Input material —
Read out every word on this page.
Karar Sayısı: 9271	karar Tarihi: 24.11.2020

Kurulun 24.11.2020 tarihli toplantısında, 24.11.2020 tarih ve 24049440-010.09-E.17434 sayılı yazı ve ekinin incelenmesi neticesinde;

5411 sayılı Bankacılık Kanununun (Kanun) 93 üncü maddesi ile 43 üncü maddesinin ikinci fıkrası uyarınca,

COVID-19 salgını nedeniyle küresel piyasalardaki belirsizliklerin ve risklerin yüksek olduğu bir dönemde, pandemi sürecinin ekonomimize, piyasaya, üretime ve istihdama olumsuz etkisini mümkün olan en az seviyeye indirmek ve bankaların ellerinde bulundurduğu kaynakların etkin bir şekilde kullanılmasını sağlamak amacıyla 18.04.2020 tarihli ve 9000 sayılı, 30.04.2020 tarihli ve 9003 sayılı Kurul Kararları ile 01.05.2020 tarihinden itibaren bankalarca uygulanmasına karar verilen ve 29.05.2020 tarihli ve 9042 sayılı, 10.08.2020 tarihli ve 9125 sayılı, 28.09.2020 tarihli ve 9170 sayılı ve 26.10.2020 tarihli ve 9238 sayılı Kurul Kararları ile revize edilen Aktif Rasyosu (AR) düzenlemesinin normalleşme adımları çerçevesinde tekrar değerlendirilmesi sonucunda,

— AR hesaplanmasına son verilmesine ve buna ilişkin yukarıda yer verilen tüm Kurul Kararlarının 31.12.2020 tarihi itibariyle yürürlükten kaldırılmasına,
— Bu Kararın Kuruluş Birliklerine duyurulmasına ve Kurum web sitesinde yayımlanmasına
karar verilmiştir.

Objective — Please reproduce each record precisely as written.

Correct response —
Read out every word on this page.
Karar Sayısı: 9271	karar Tarihi: 24.11.2020

Kurulun 24.11.2020 tarihli toplantısında, 24.11.2020 tarih ve 24049440-010.09-E.17434 sayılı yazı ve ekinin incelenmesi neticesinde;

5411 sayılı Bankacılık Kanununun (Kanun) 93 üncü maddesi ile 43 üncü maddesinin ikinci fıkrası uyarınca,

COVID-19 salgını nedeniyle küresel piyasalardaki belirsizliklerin ve risklerin yüksek olduğu bir dönemde, pandemi sürecinin ekonomimize, piyasaya, üretime ve istihdama olumsuz etkisini mümkün olan en az seviyeye indirmek ve bankaların ellerinde bulundurduğu kaynakların etkin bir şekilde kullanılmasını sağlamak amacıyla 18.04.2020 tarihli ve 9000 sayılı, 30.04.2020 tarihli ve 9003 sayılı Kurul Kararları ile 01.05.2020 tarihinden itibaren bankalarca uygulanmasına karar verilen ve 29.05.2020 tarihli ve 9042 sayılı, 10.08.2020 tarihli ve 9125 sayılı, 28.09.2020 tarihli ve 9170 sayılı ve 26.10.2020 tarihli ve 9238 sayılı Kurul Kararları ile revize edilen Aktif Rasyosu (AR) düzenlemesinin normalleşme adımları çerçevesinde tekrar değerlendirilmesi sonucunda,

— AR hesaplanmasına son verilmesine ve buna ilişkin yukarıda yer verilen tüm Kurul Kararlarının 31.12.2020 tarihi itibariyle yürürlükten kaldırılmasına,
— Bu Kararın Kuruluş Birliklerine duyurulmasına ve Kurum web sitesinde yayımlanmasına
karar verilmiştir.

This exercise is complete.